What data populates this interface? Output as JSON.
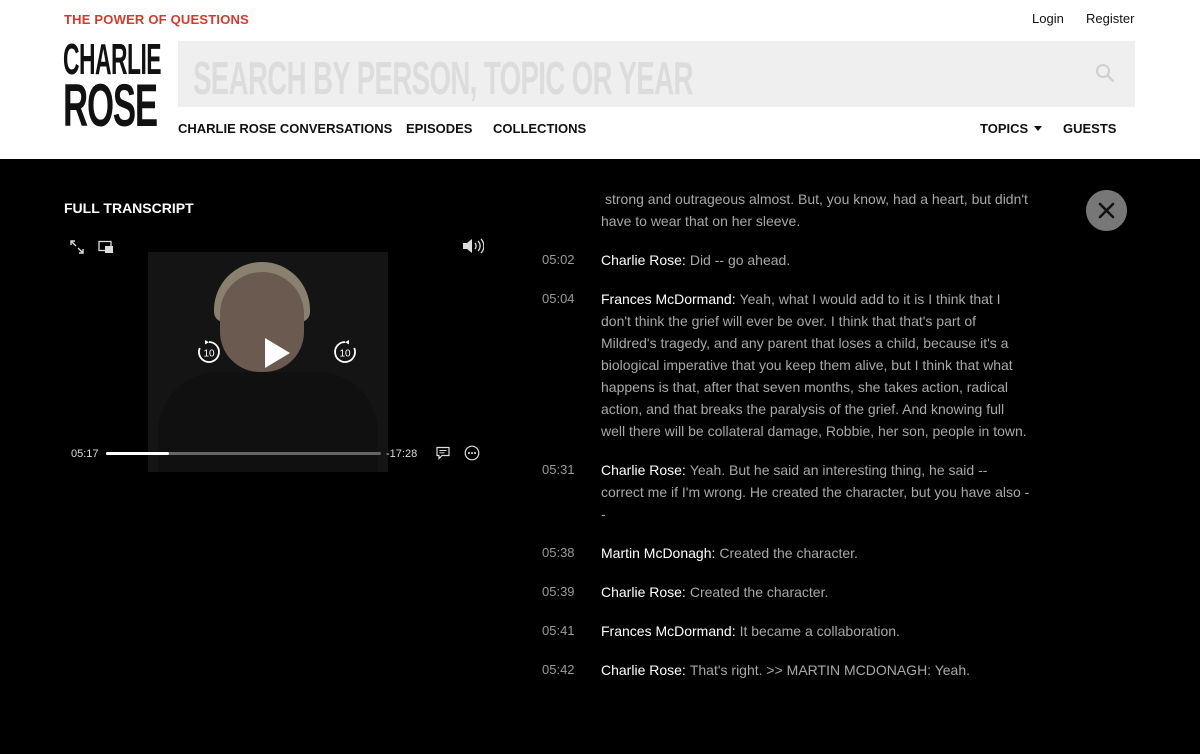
{
  "header": {
    "tagline": "THE POWER OF QUESTIONS",
    "login": "Login",
    "register": "Register",
    "logo_line1": "CHARLIE",
    "logo_line2": "ROSE",
    "search_placeholder": "SEARCH BY PERSON, TOPIC OR YEAR",
    "nav": {
      "conversations": "CHARLIE ROSE CONVERSATIONS",
      "episodes": "EPISODES",
      "collections": "COLLECTIONS",
      "topics": "TOPICS",
      "guests": "GUESTS"
    }
  },
  "transcript_panel": {
    "title": "FULL TRANSCRIPT",
    "player": {
      "current_time": "05:17",
      "remaining_time": "-17:28",
      "progress_fraction": 0.23,
      "skip_seconds": "10",
      "icons": [
        "expand-icon",
        "pip-icon",
        "volume-icon",
        "rewind-10-icon",
        "play-icon",
        "forward-10-icon",
        "captions-icon",
        "more-icon"
      ]
    },
    "lines": [
      {
        "time": "",
        "speaker": "",
        "text": "strong and outrageous almost. But, you know, had a heart, but didn't have to wear that on her sleeve."
      },
      {
        "time": "05:02",
        "speaker": "Charlie Rose:",
        "text": "Did -- go ahead."
      },
      {
        "time": "05:04",
        "speaker": "Frances McDormand:",
        "text": "Yeah, what I would add to it is I think that I don't think the grief will ever be over. I think that that's part of Mildred's tragedy, and any parent that loses a child, because it's a biological imperative that you keep them alive, but I think that what happens is that, after that seven months, she takes action, radical action, and that breaks the paralysis of the grief. And knowing full well there will be collateral damage, Robbie, her son, people in town."
      },
      {
        "time": "05:31",
        "speaker": "Charlie Rose:",
        "text": "Yeah. But he said an interesting thing, he said -- correct me if I'm wrong. He created the character, but you have also --"
      },
      {
        "time": "05:38",
        "speaker": "Martin McDonagh:",
        "text": "Created the character."
      },
      {
        "time": "05:39",
        "speaker": "Charlie Rose:",
        "text": "Created the character."
      },
      {
        "time": "05:41",
        "speaker": "Frances McDormand:",
        "text": "It became a collaboration."
      },
      {
        "time": "05:42",
        "speaker": "Charlie Rose:",
        "text": "That's right. >> MARTIN MCDONAGH: Yeah."
      }
    ]
  },
  "colors": {
    "accent": "#d23b2c",
    "background_dark": "#000000",
    "header_bg": "#ffffff"
  }
}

**To be done**: Print the full listing exactly, dropping the pictures.

**Complete response**:
What data populates this interface? Output as JSON.
{
  "header": {
    "tagline": "THE POWER OF QUESTIONS",
    "login": "Login",
    "register": "Register",
    "logo_line1": "CHARLIE",
    "logo_line2": "ROSE",
    "search_placeholder": "SEARCH BY PERSON, TOPIC OR YEAR",
    "nav": {
      "conversations": "CHARLIE ROSE CONVERSATIONS",
      "episodes": "EPISODES",
      "collections": "COLLECTIONS",
      "topics": "TOPICS",
      "guests": "GUESTS"
    }
  },
  "transcript_panel": {
    "title": "FULL TRANSCRIPT",
    "player": {
      "current_time": "05:17",
      "remaining_time": "-17:28",
      "progress_fraction": 0.23,
      "skip_seconds": "10",
      "icons": [
        "expand-icon",
        "pip-icon",
        "volume-icon",
        "rewind-10-icon",
        "play-icon",
        "forward-10-icon",
        "captions-icon",
        "more-icon"
      ]
    },
    "lines": [
      {
        "time": "",
        "speaker": "",
        "text": "strong and outrageous almost. But, you know, had a heart, but didn't have to wear that on her sleeve."
      },
      {
        "time": "05:02",
        "speaker": "Charlie Rose:",
        "text": "Did -- go ahead."
      },
      {
        "time": "05:04",
        "speaker": "Frances McDormand:",
        "text": "Yeah, what I would add to it is I think that I don't think the grief will ever be over. I think that that's part of Mildred's tragedy, and any parent that loses a child, because it's a biological imperative that you keep them alive, but I think that what happens is that, after that seven months, she takes action, radical action, and that breaks the paralysis of the grief. And knowing full well there will be collateral damage, Robbie, her son, people in town."
      },
      {
        "time": "05:31",
        "speaker": "Charlie Rose:",
        "text": "Yeah. But he said an interesting thing, he said -- correct me if I'm wrong. He created the character, but you have also --"
      },
      {
        "time": "05:38",
        "speaker": "Martin McDonagh:",
        "text": "Created the character."
      },
      {
        "time": "05:39",
        "speaker": "Charlie Rose:",
        "text": "Created the character."
      },
      {
        "time": "05:41",
        "speaker": "Frances McDormand:",
        "text": "It became a collaboration."
      },
      {
        "time": "05:42",
        "speaker": "Charlie Rose:",
        "text": "That's right. >> MARTIN MCDONAGH: Yeah."
      }
    ]
  },
  "colors": {
    "accent": "#d23b2c",
    "background_dark": "#000000",
    "header_bg": "#ffffff"
  }
}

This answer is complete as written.